[Exercise details]:
Output the data word for word, dropping every image.

[Records for the task]:
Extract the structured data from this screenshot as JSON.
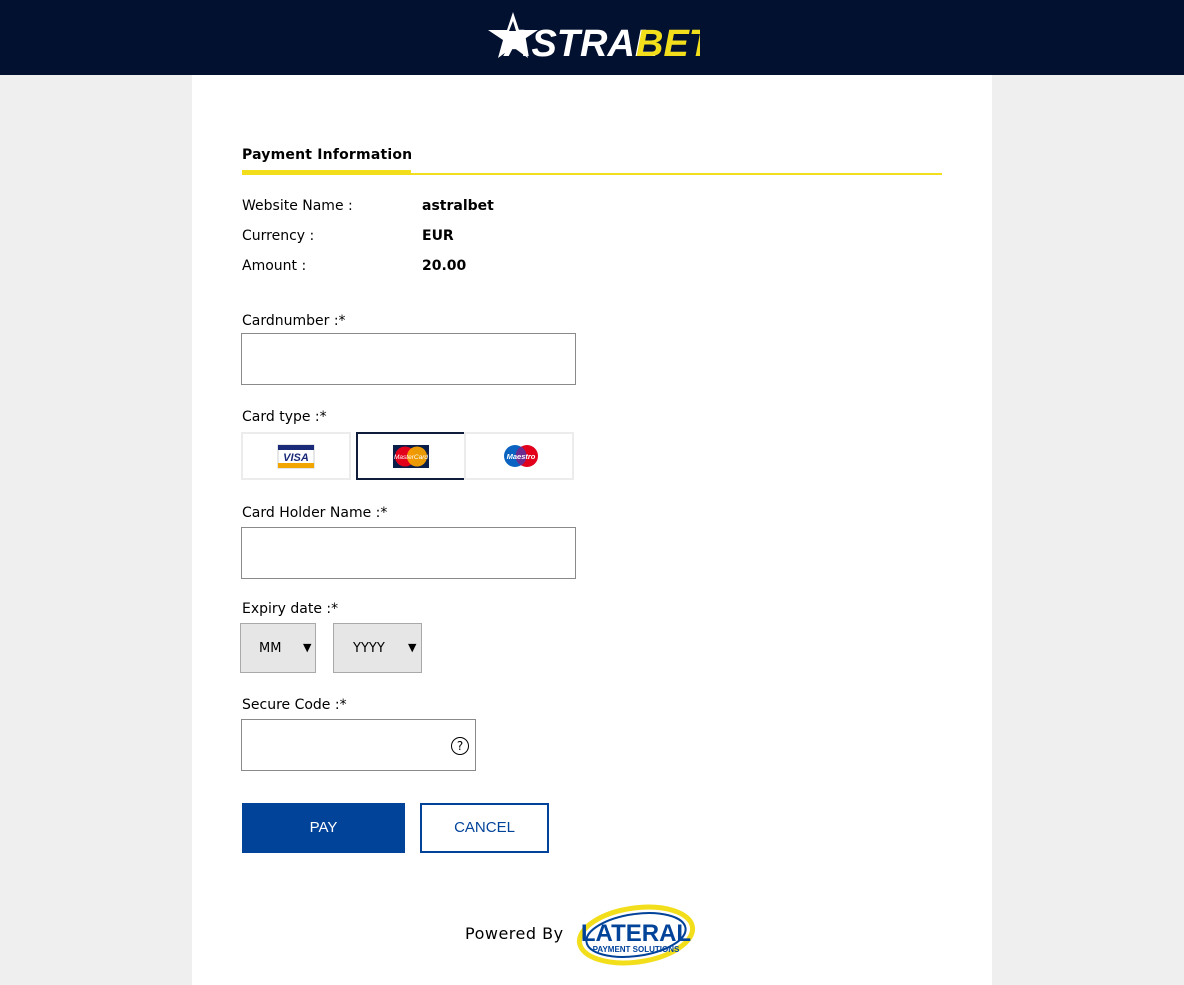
{
  "brand": {
    "name_white": "ASTRAL",
    "name_yellow": "BET"
  },
  "section": {
    "title": "Payment Information"
  },
  "info": [
    {
      "label": "Website Name :",
      "value": "astralbet"
    },
    {
      "label": "Currency :",
      "value": "EUR"
    },
    {
      "label": "Amount :",
      "value": "20.00"
    }
  ],
  "form": {
    "cardnumber_label": "Cardnumber :*",
    "cardnumber_value": "",
    "cardtype_label": "Card type :*",
    "card_types": [
      {
        "name": "VISA",
        "selected": false
      },
      {
        "name": "MasterCard",
        "selected": true
      },
      {
        "name": "Maestro",
        "selected": false
      }
    ],
    "holder_label": "Card Holder Name :*",
    "holder_value": "",
    "expiry_label": "Expiry date :*",
    "expiry_month": "MM",
    "expiry_year": "YYYY",
    "secure_label": "Secure Code :*",
    "secure_value": "",
    "help_glyph": "?"
  },
  "buttons": {
    "pay": "PAY",
    "cancel": "CANCEL"
  },
  "footer": {
    "powered_by": "Powered By",
    "provider_name": "LATERAL",
    "provider_tagline": "PAYMENT SOLUTIONS"
  },
  "colors": {
    "header_bg": "#031130",
    "accent_yellow": "#f2de1a",
    "primary_blue": "#02439a"
  }
}
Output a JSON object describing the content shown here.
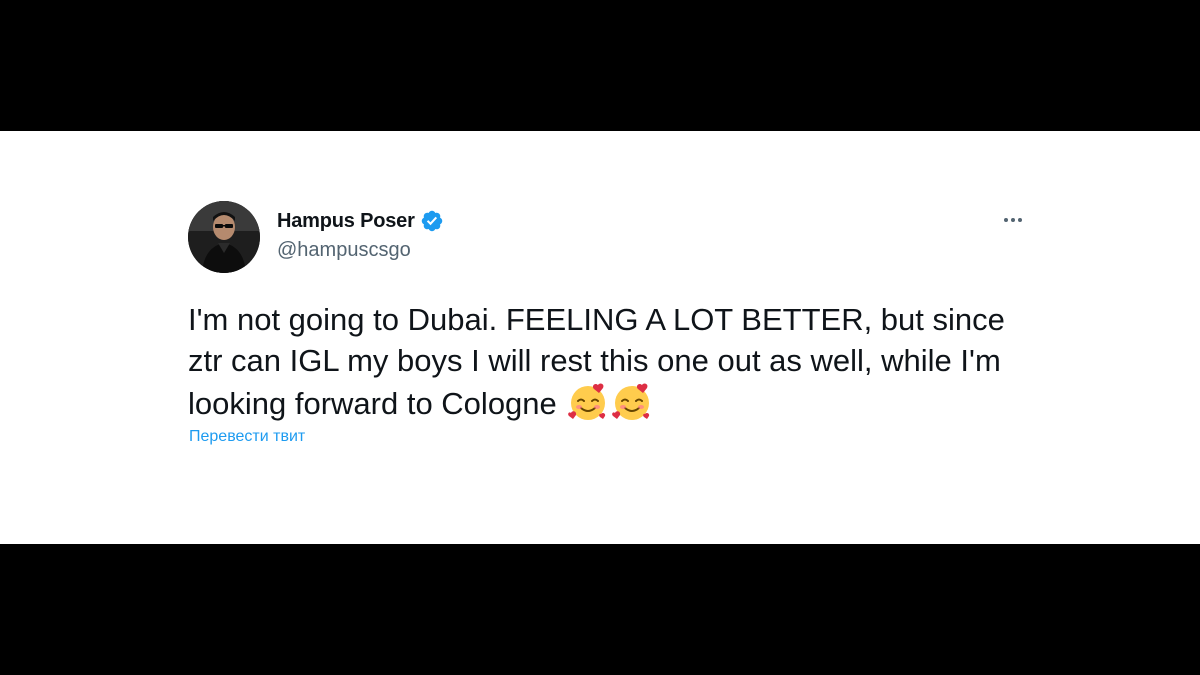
{
  "tweet": {
    "author": {
      "display_name": "Hampus Poser",
      "handle": "@hampuscsgo",
      "verified": true,
      "avatar_icon": "profile-photo"
    },
    "more_icon": "ellipsis-icon",
    "text": "I'm not going to Dubai. FEELING A LOT BETTER, but since ztr can IGL my boys I will rest this one out as well, while I'm looking forward to Cologne",
    "emojis": [
      "smiling-face-with-hearts",
      "smiling-face-with-hearts"
    ],
    "translate_label": "Перевести твит"
  },
  "colors": {
    "background": "#000000",
    "card": "#ffffff",
    "text_primary": "#0f1419",
    "text_secondary": "#536471",
    "accent": "#1d9bf0"
  }
}
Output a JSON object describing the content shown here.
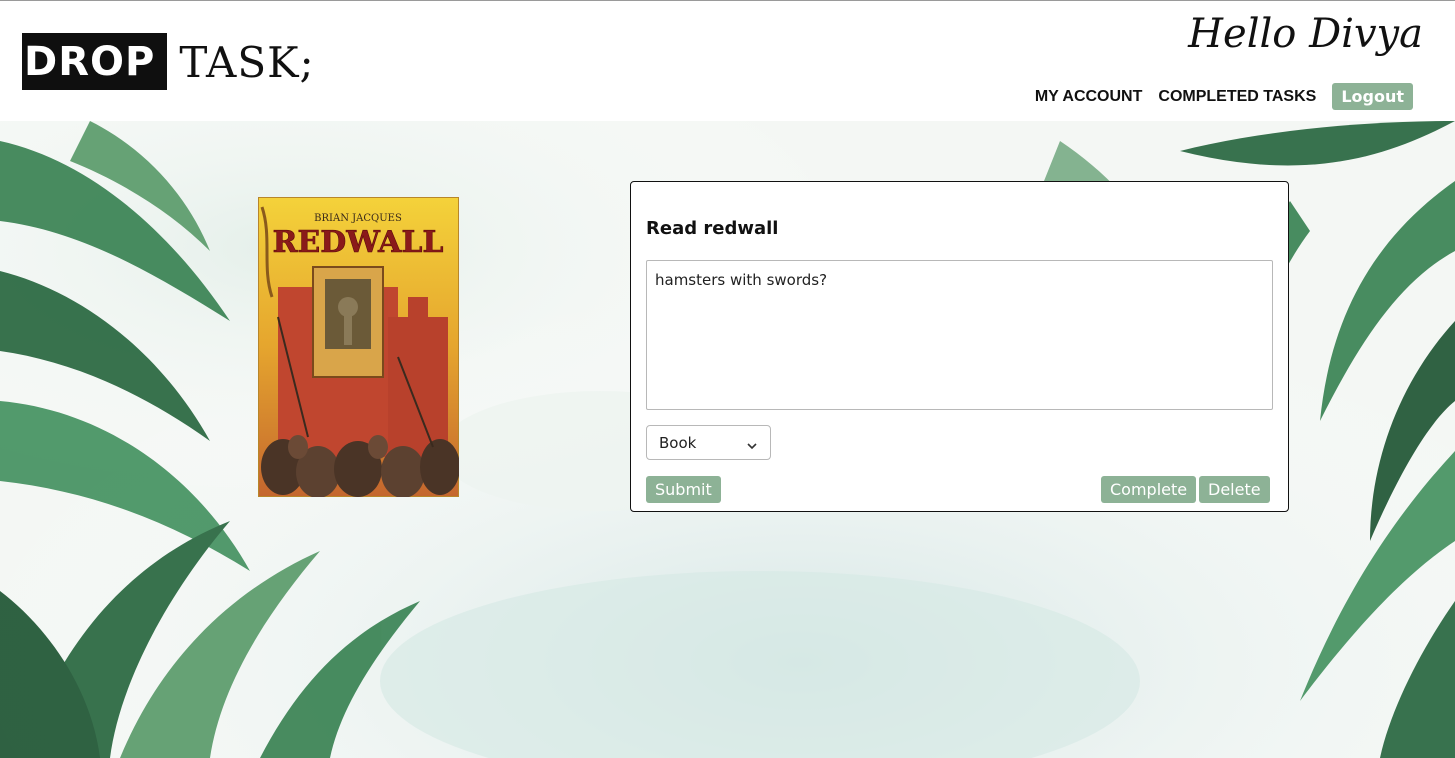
{
  "header": {
    "logo_drop": "DROP",
    "logo_task": "TASK;",
    "greeting": "Hello Divya",
    "nav": {
      "my_account": "MY ACCOUNT",
      "completed_tasks": "COMPLETED TASKS",
      "logout": "Logout"
    }
  },
  "book_cover": {
    "author": "BRIAN JACQUES",
    "title": "REDWALL"
  },
  "task": {
    "title": "Read redwall",
    "notes": "hamsters with swords?",
    "category": "Book",
    "submit_label": "Submit",
    "complete_label": "Complete",
    "delete_label": "Delete"
  },
  "colors": {
    "accent_green": "#8db296",
    "leaf_dark": "#2e6b45",
    "leaf_light": "#5f9e6f"
  }
}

[Exercise answer]:
Extract the structured data from this screenshot as JSON.
{
  "brand": {
    "name_white": "ASTRAL",
    "name_yellow": "BET"
  },
  "section": {
    "title": "Payment Information"
  },
  "info": [
    {
      "label": "Website Name :",
      "value": "astralbet"
    },
    {
      "label": "Currency :",
      "value": "EUR"
    },
    {
      "label": "Amount :",
      "value": "20.00"
    }
  ],
  "form": {
    "cardnumber_label": "Cardnumber :*",
    "cardnumber_value": "",
    "cardtype_label": "Card type :*",
    "card_types": [
      {
        "name": "VISA",
        "selected": false
      },
      {
        "name": "MasterCard",
        "selected": true
      },
      {
        "name": "Maestro",
        "selected": false
      }
    ],
    "holder_label": "Card Holder Name :*",
    "holder_value": "",
    "expiry_label": "Expiry date :*",
    "expiry_month": "MM",
    "expiry_year": "YYYY",
    "secure_label": "Secure Code :*",
    "secure_value": "",
    "help_glyph": "?"
  },
  "buttons": {
    "pay": "PAY",
    "cancel": "CANCEL"
  },
  "footer": {
    "powered_by": "Powered By",
    "provider_name": "LATERAL",
    "provider_tagline": "PAYMENT SOLUTIONS"
  },
  "colors": {
    "header_bg": "#031130",
    "accent_yellow": "#f2de1a",
    "primary_blue": "#02439a"
  }
}
Output a JSON object describing the content shown here.
{
  "tweet": {
    "author": {
      "display_name": "Hampus Poser",
      "handle": "@hampuscsgo",
      "verified": true,
      "avatar_icon": "profile-photo"
    },
    "more_icon": "ellipsis-icon",
    "text": "I'm not going to Dubai. FEELING A LOT BETTER, but since ztr can IGL my boys I will rest this one out as well, while I'm looking forward to Cologne",
    "emojis": [
      "smiling-face-with-hearts",
      "smiling-face-with-hearts"
    ],
    "translate_label": "Перевести твит"
  },
  "colors": {
    "background": "#000000",
    "card": "#ffffff",
    "text_primary": "#0f1419",
    "text_secondary": "#536471",
    "accent": "#1d9bf0"
  }
}
Output a JSON object describing the content shown here.
{
  "header": {
    "logo_drop": "DROP",
    "logo_task": "TASK;",
    "greeting": "Hello Divya",
    "nav": {
      "my_account": "MY ACCOUNT",
      "completed_tasks": "COMPLETED TASKS",
      "logout": "Logout"
    }
  },
  "book_cover": {
    "author": "BRIAN JACQUES",
    "title": "REDWALL"
  },
  "task": {
    "title": "Read redwall",
    "notes": "hamsters with swords?",
    "category": "Book",
    "submit_label": "Submit",
    "complete_label": "Complete",
    "delete_label": "Delete"
  },
  "colors": {
    "accent_green": "#8db296",
    "leaf_dark": "#2e6b45",
    "leaf_light": "#5f9e6f"
  }
}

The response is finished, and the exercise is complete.